Extracted records:

····················

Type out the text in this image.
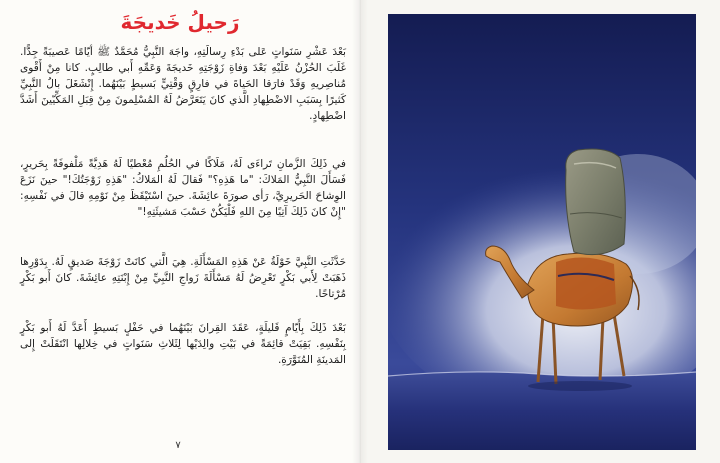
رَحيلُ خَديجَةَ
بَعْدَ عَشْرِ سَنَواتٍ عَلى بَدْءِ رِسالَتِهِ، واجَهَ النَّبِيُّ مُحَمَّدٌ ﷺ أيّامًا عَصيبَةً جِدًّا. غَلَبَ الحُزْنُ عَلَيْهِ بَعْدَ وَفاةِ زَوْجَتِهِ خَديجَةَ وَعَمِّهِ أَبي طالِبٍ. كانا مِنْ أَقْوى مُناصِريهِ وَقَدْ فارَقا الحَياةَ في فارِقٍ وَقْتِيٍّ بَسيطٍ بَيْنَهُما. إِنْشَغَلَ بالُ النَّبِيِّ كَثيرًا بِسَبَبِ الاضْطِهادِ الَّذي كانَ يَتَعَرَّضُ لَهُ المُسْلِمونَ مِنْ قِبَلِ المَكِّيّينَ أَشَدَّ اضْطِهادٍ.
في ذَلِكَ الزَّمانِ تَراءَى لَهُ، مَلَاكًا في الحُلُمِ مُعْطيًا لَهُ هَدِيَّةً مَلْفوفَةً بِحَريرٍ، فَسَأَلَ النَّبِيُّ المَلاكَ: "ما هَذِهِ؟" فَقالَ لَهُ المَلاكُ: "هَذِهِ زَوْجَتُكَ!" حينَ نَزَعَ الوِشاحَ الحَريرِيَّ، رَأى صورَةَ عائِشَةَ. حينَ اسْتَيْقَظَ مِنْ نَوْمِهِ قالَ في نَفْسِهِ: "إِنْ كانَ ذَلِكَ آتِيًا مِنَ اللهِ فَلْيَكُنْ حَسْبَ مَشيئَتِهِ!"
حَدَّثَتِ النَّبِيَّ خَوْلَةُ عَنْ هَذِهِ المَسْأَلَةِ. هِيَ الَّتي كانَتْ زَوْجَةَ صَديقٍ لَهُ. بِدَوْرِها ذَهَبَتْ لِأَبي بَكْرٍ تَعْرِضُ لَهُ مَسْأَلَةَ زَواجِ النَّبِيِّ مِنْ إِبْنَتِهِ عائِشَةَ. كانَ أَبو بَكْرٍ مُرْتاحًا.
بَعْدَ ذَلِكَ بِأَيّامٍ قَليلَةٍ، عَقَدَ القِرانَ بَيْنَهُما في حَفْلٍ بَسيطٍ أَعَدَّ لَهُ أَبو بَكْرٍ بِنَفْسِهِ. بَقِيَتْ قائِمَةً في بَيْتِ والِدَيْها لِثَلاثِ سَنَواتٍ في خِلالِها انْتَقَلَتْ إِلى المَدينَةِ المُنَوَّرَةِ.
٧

····················

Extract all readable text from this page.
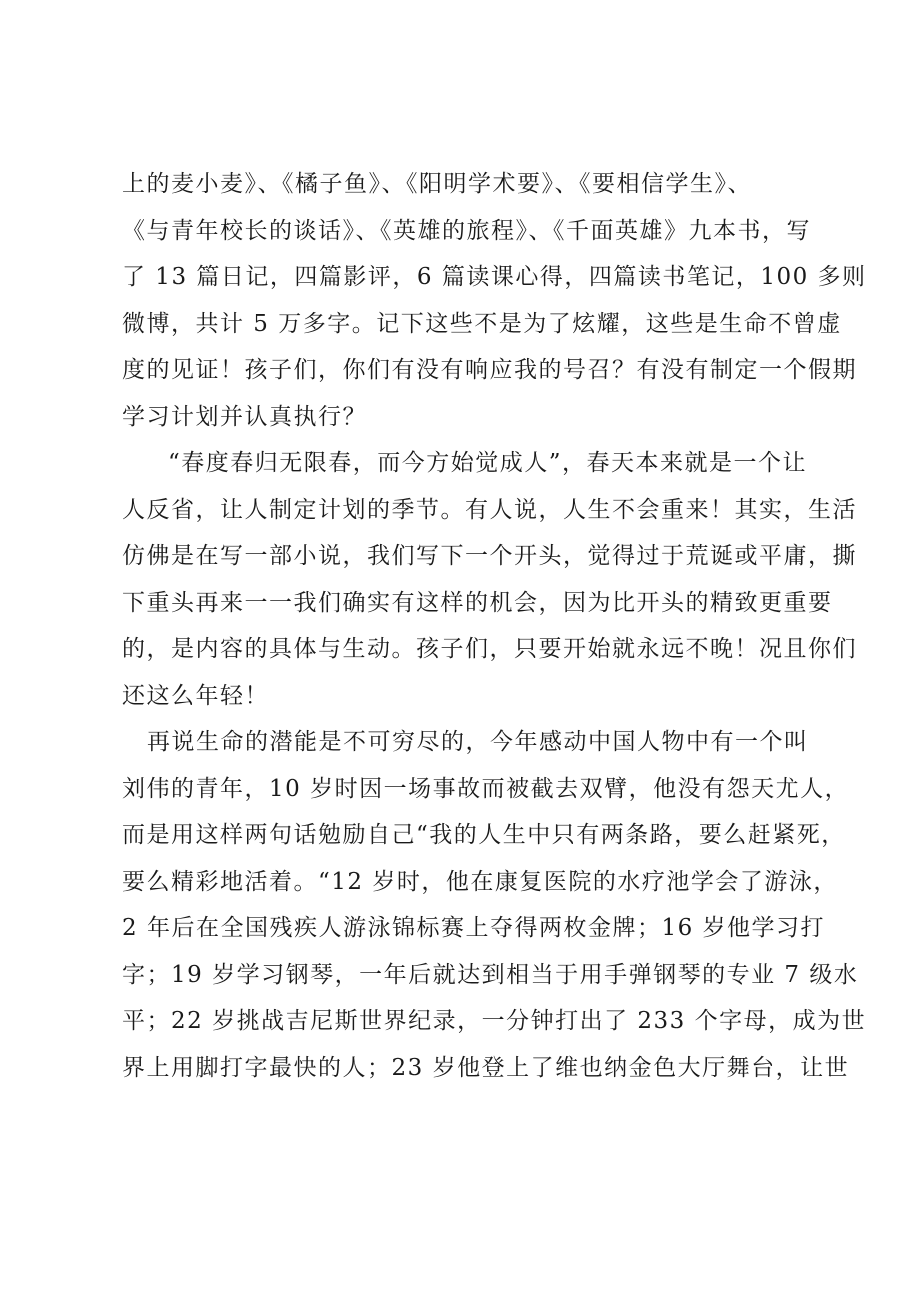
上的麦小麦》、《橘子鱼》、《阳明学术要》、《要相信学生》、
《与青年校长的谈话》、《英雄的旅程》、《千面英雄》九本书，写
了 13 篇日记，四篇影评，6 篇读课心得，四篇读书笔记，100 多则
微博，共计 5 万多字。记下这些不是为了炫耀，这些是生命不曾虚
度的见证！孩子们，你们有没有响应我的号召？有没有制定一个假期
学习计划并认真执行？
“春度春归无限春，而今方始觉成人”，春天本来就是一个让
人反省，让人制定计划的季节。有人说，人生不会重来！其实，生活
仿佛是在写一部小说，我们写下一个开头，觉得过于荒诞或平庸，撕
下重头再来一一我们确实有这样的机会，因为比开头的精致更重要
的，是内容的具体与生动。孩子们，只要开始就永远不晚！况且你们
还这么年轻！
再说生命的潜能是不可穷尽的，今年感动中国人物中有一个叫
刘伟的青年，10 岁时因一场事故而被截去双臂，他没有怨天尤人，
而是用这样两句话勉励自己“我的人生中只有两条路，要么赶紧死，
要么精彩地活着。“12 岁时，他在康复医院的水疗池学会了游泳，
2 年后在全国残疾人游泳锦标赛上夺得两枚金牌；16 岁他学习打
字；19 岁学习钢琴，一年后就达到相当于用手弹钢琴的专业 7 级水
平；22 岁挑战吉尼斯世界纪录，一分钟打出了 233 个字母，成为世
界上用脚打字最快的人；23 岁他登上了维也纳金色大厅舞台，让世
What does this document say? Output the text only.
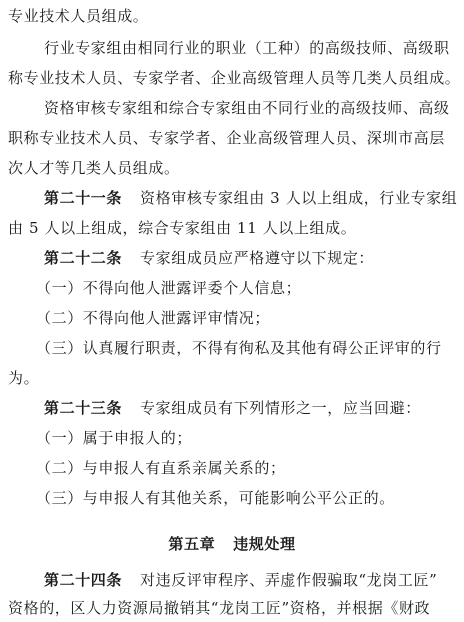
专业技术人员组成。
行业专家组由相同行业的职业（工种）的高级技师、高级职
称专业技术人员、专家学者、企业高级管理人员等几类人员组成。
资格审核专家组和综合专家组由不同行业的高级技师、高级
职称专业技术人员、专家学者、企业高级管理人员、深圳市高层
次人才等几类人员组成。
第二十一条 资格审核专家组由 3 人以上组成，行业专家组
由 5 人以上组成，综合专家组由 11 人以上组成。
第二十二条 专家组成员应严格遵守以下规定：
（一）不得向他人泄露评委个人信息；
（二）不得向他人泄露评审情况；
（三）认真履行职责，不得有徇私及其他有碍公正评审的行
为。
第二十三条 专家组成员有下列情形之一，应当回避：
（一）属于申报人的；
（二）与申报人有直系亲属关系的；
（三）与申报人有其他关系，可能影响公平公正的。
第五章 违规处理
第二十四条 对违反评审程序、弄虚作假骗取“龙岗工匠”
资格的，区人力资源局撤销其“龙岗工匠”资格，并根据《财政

····················

* [AIM]: Pull out every line in the data above that has the word "龙岗工匠".

* [EXPECTED ANSWER]:
第二十四条 对违反评审程序、弄虚作假骗取“龙岗工匠”
资格的，区人力资源局撤销其“龙岗工匠”资格，并根据《财政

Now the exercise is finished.